** Record extracts **
☆ ☆ ☆

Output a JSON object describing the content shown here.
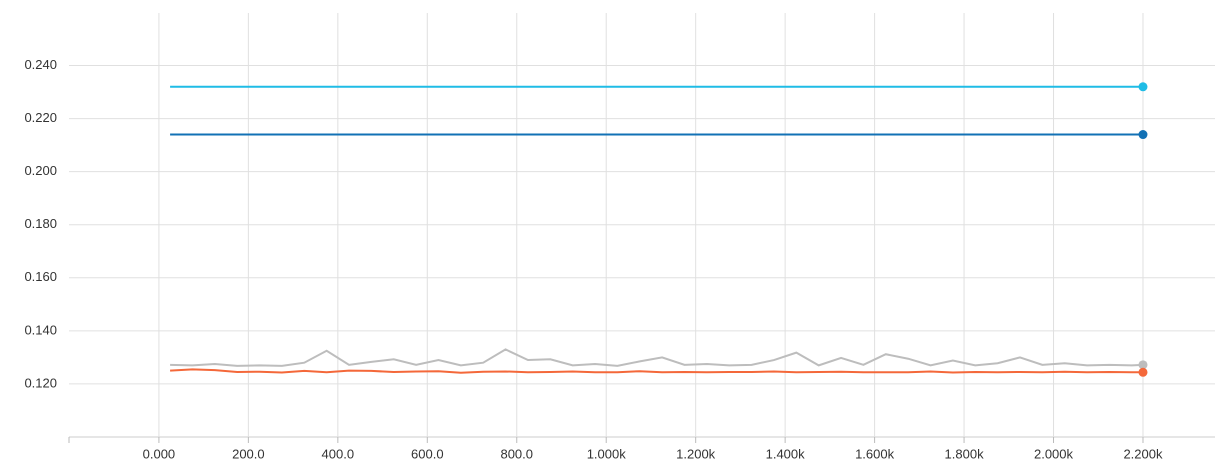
{
  "chart_data": {
    "type": "line",
    "xlim": [
      -201,
      2361
    ],
    "ylim": [
      0.1,
      0.2598
    ],
    "xticks": [
      {
        "value": 0,
        "label": "0.000"
      },
      {
        "value": 200,
        "label": "200.0"
      },
      {
        "value": 400,
        "label": "400.0"
      },
      {
        "value": 600,
        "label": "600.0"
      },
      {
        "value": 800,
        "label": "800.0"
      },
      {
        "value": 1000,
        "label": "1.000k"
      },
      {
        "value": 1200,
        "label": "1.200k"
      },
      {
        "value": 1400,
        "label": "1.400k"
      },
      {
        "value": 1600,
        "label": "1.600k"
      },
      {
        "value": 1800,
        "label": "1.800k"
      },
      {
        "value": 2000,
        "label": "2.000k"
      },
      {
        "value": 2200,
        "label": "2.200k"
      }
    ],
    "yticks": [
      {
        "value": 0.12,
        "label": "0.120"
      },
      {
        "value": 0.14,
        "label": "0.140"
      },
      {
        "value": 0.16,
        "label": "0.160"
      },
      {
        "value": 0.18,
        "label": "0.180"
      },
      {
        "value": 0.2,
        "label": "0.200"
      },
      {
        "value": 0.22,
        "label": "0.220"
      },
      {
        "value": 0.24,
        "label": "0.240"
      }
    ],
    "grid": true,
    "series": [
      {
        "color": "#1fbce6",
        "x": [
          25,
          2200
        ],
        "values": [
          0.232,
          0.232
        ]
      },
      {
        "color": "#1271b5",
        "x": [
          25,
          2200
        ],
        "values": [
          0.214,
          0.214
        ]
      },
      {
        "color": "#bdbdbd",
        "x": [
          25,
          75,
          125,
          175,
          225,
          275,
          325,
          375,
          425,
          475,
          525,
          575,
          625,
          675,
          725,
          775,
          825,
          875,
          925,
          975,
          1025,
          1075,
          1125,
          1175,
          1225,
          1275,
          1325,
          1375,
          1425,
          1475,
          1525,
          1575,
          1625,
          1675,
          1725,
          1775,
          1825,
          1875,
          1925,
          1975,
          2025,
          2075,
          2125,
          2175,
          2200
        ],
        "values": [
          0.1272,
          0.127,
          0.1275,
          0.1268,
          0.127,
          0.1268,
          0.128,
          0.1325,
          0.1272,
          0.1283,
          0.1293,
          0.1272,
          0.129,
          0.127,
          0.128,
          0.133,
          0.129,
          0.1293,
          0.127,
          0.1275,
          0.1268,
          0.1285,
          0.13,
          0.1272,
          0.1275,
          0.127,
          0.1272,
          0.129,
          0.1318,
          0.127,
          0.1298,
          0.1272,
          0.1312,
          0.1295,
          0.127,
          0.1288,
          0.127,
          0.1278,
          0.13,
          0.1272,
          0.1278,
          0.127,
          0.1272,
          0.127,
          0.1272
        ]
      },
      {
        "color": "#f4683a",
        "x": [
          25,
          75,
          125,
          175,
          225,
          275,
          325,
          375,
          425,
          475,
          525,
          575,
          625,
          675,
          725,
          775,
          825,
          875,
          925,
          975,
          1025,
          1075,
          1125,
          1175,
          1225,
          1275,
          1325,
          1375,
          1425,
          1475,
          1525,
          1575,
          1625,
          1675,
          1725,
          1775,
          1825,
          1875,
          1925,
          1975,
          2025,
          2075,
          2125,
          2175,
          2200
        ],
        "values": [
          0.125,
          0.1255,
          0.1252,
          0.1245,
          0.1246,
          0.1243,
          0.1249,
          0.1244,
          0.125,
          0.1249,
          0.1245,
          0.1247,
          0.1248,
          0.1242,
          0.1246,
          0.1247,
          0.1244,
          0.1245,
          0.1247,
          0.1244,
          0.1244,
          0.1248,
          0.1244,
          0.1245,
          0.1244,
          0.1245,
          0.1245,
          0.1247,
          0.1244,
          0.1245,
          0.1246,
          0.1244,
          0.1244,
          0.1244,
          0.1247,
          0.1243,
          0.1245,
          0.1244,
          0.1245,
          0.1244,
          0.1246,
          0.1244,
          0.1245,
          0.1244,
          0.1244
        ]
      }
    ]
  }
}
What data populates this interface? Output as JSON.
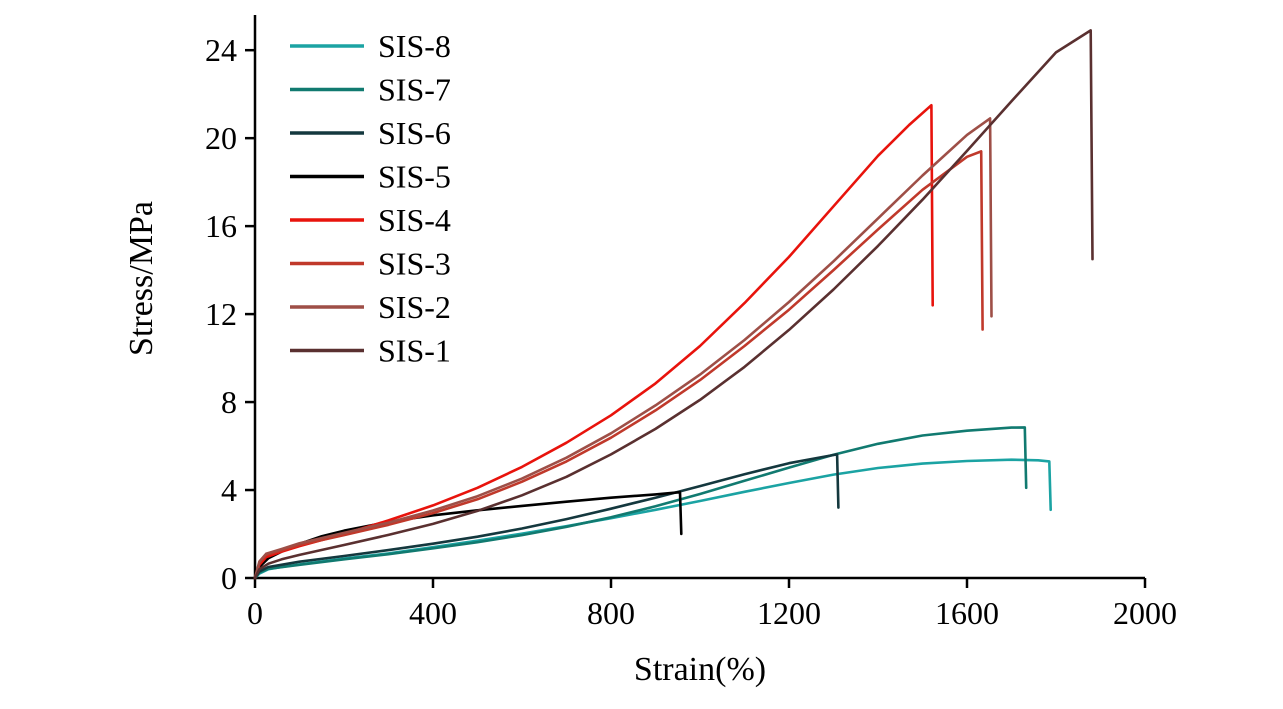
{
  "figure": {
    "background": "#ffffff",
    "axis_color": "#000000"
  },
  "chart_data": {
    "type": "line",
    "title": "",
    "xlabel": "Strain(%)",
    "ylabel": "Stress/MPa",
    "xlim": [
      0,
      2000
    ],
    "ylim": [
      0,
      25.6
    ],
    "x_ticks": [
      0,
      400,
      800,
      1200,
      1600,
      2000
    ],
    "y_ticks": [
      0,
      4,
      8,
      12,
      16,
      20,
      24
    ],
    "grid": false,
    "legend_position": "top-left",
    "series": [
      {
        "name": "SIS-8",
        "color": "#1ba3a3",
        "points": [
          [
            0,
            0
          ],
          [
            10,
            0.2
          ],
          [
            30,
            0.4
          ],
          [
            60,
            0.5
          ],
          [
            100,
            0.62
          ],
          [
            200,
            0.88
          ],
          [
            300,
            1.12
          ],
          [
            400,
            1.4
          ],
          [
            500,
            1.7
          ],
          [
            600,
            2.02
          ],
          [
            700,
            2.36
          ],
          [
            800,
            2.72
          ],
          [
            900,
            3.1
          ],
          [
            1000,
            3.5
          ],
          [
            1100,
            3.92
          ],
          [
            1200,
            4.32
          ],
          [
            1300,
            4.7
          ],
          [
            1400,
            5.0
          ],
          [
            1500,
            5.2
          ],
          [
            1600,
            5.32
          ],
          [
            1700,
            5.38
          ],
          [
            1760,
            5.35
          ],
          [
            1785,
            5.3
          ],
          [
            1788,
            3.1
          ]
        ]
      },
      {
        "name": "SIS-7",
        "color": "#117a70",
        "points": [
          [
            0,
            0
          ],
          [
            10,
            0.25
          ],
          [
            30,
            0.42
          ],
          [
            100,
            0.6
          ],
          [
            200,
            0.85
          ],
          [
            300,
            1.08
          ],
          [
            400,
            1.35
          ],
          [
            500,
            1.63
          ],
          [
            600,
            1.95
          ],
          [
            700,
            2.33
          ],
          [
            800,
            2.76
          ],
          [
            900,
            3.26
          ],
          [
            1000,
            3.82
          ],
          [
            1100,
            4.42
          ],
          [
            1200,
            5.02
          ],
          [
            1300,
            5.6
          ],
          [
            1400,
            6.1
          ],
          [
            1500,
            6.48
          ],
          [
            1600,
            6.7
          ],
          [
            1700,
            6.84
          ],
          [
            1730,
            6.85
          ],
          [
            1733,
            4.1
          ]
        ]
      },
      {
        "name": "SIS-6",
        "color": "#14383e",
        "points": [
          [
            0,
            0
          ],
          [
            10,
            0.3
          ],
          [
            30,
            0.5
          ],
          [
            100,
            0.74
          ],
          [
            200,
            1.0
          ],
          [
            300,
            1.27
          ],
          [
            400,
            1.56
          ],
          [
            500,
            1.88
          ],
          [
            600,
            2.25
          ],
          [
            700,
            2.68
          ],
          [
            800,
            3.15
          ],
          [
            900,
            3.65
          ],
          [
            1000,
            4.18
          ],
          [
            1100,
            4.72
          ],
          [
            1200,
            5.22
          ],
          [
            1280,
            5.52
          ],
          [
            1308,
            5.62
          ],
          [
            1311,
            3.2
          ]
        ]
      },
      {
        "name": "SIS-5",
        "color": "#000000",
        "points": [
          [
            0,
            0
          ],
          [
            10,
            0.5
          ],
          [
            30,
            0.9
          ],
          [
            60,
            1.2
          ],
          [
            100,
            1.55
          ],
          [
            150,
            1.9
          ],
          [
            200,
            2.15
          ],
          [
            300,
            2.55
          ],
          [
            400,
            2.85
          ],
          [
            500,
            3.08
          ],
          [
            600,
            3.28
          ],
          [
            700,
            3.47
          ],
          [
            800,
            3.65
          ],
          [
            900,
            3.8
          ],
          [
            955,
            3.9
          ],
          [
            958,
            2.0
          ]
        ]
      },
      {
        "name": "SIS-4",
        "color": "#e8130c",
        "points": [
          [
            0,
            0
          ],
          [
            10,
            0.6
          ],
          [
            25,
            0.95
          ],
          [
            60,
            1.2
          ],
          [
            100,
            1.45
          ],
          [
            200,
            2.0
          ],
          [
            300,
            2.62
          ],
          [
            400,
            3.3
          ],
          [
            500,
            4.1
          ],
          [
            600,
            5.05
          ],
          [
            700,
            6.15
          ],
          [
            800,
            7.4
          ],
          [
            900,
            8.85
          ],
          [
            1000,
            10.55
          ],
          [
            1100,
            12.5
          ],
          [
            1200,
            14.6
          ],
          [
            1300,
            16.9
          ],
          [
            1400,
            19.2
          ],
          [
            1470,
            20.6
          ],
          [
            1520,
            21.5
          ],
          [
            1523,
            12.4
          ]
        ]
      },
      {
        "name": "SIS-3",
        "color": "#c0392b",
        "points": [
          [
            0,
            0
          ],
          [
            10,
            0.7
          ],
          [
            25,
            1.05
          ],
          [
            60,
            1.25
          ],
          [
            100,
            1.5
          ],
          [
            200,
            1.95
          ],
          [
            300,
            2.42
          ],
          [
            400,
            2.95
          ],
          [
            500,
            3.58
          ],
          [
            600,
            4.38
          ],
          [
            700,
            5.3
          ],
          [
            800,
            6.38
          ],
          [
            900,
            7.62
          ],
          [
            1000,
            9.0
          ],
          [
            1100,
            10.55
          ],
          [
            1200,
            12.2
          ],
          [
            1300,
            14.0
          ],
          [
            1400,
            15.85
          ],
          [
            1500,
            17.65
          ],
          [
            1600,
            19.15
          ],
          [
            1632,
            19.4
          ],
          [
            1635,
            11.3
          ]
        ]
      },
      {
        "name": "SIS-2",
        "color": "#9e4f47",
        "points": [
          [
            0,
            0
          ],
          [
            10,
            0.75
          ],
          [
            25,
            1.1
          ],
          [
            60,
            1.32
          ],
          [
            100,
            1.58
          ],
          [
            200,
            2.05
          ],
          [
            300,
            2.52
          ],
          [
            400,
            3.07
          ],
          [
            500,
            3.72
          ],
          [
            600,
            4.52
          ],
          [
            700,
            5.47
          ],
          [
            800,
            6.58
          ],
          [
            900,
            7.85
          ],
          [
            1000,
            9.25
          ],
          [
            1100,
            10.82
          ],
          [
            1200,
            12.55
          ],
          [
            1300,
            14.4
          ],
          [
            1400,
            16.35
          ],
          [
            1500,
            18.3
          ],
          [
            1600,
            20.15
          ],
          [
            1652,
            20.9
          ],
          [
            1655,
            11.9
          ]
        ]
      },
      {
        "name": "SIS-1",
        "color": "#5a3030",
        "points": [
          [
            0,
            0
          ],
          [
            10,
            0.4
          ],
          [
            30,
            0.65
          ],
          [
            60,
            0.85
          ],
          [
            100,
            1.05
          ],
          [
            200,
            1.5
          ],
          [
            300,
            1.96
          ],
          [
            400,
            2.46
          ],
          [
            500,
            3.05
          ],
          [
            600,
            3.76
          ],
          [
            700,
            4.6
          ],
          [
            800,
            5.62
          ],
          [
            900,
            6.78
          ],
          [
            1000,
            8.1
          ],
          [
            1100,
            9.6
          ],
          [
            1200,
            11.28
          ],
          [
            1300,
            13.12
          ],
          [
            1400,
            15.1
          ],
          [
            1500,
            17.2
          ],
          [
            1600,
            19.42
          ],
          [
            1700,
            21.68
          ],
          [
            1800,
            23.9
          ],
          [
            1878,
            24.9
          ],
          [
            1882,
            14.5
          ]
        ]
      }
    ]
  }
}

☆ ☆ ☆

** Problem statement **
Scan the material above for the string "name" and return the lines that hold it.

** Solution **
        "name": "SIS-8",
        "name": "SIS-7",
        "name": "SIS-6",
        "name": "SIS-5",
        "name": "SIS-4",
        "name": "SIS-3",
        "name": "SIS-2",
        "name": "SIS-1",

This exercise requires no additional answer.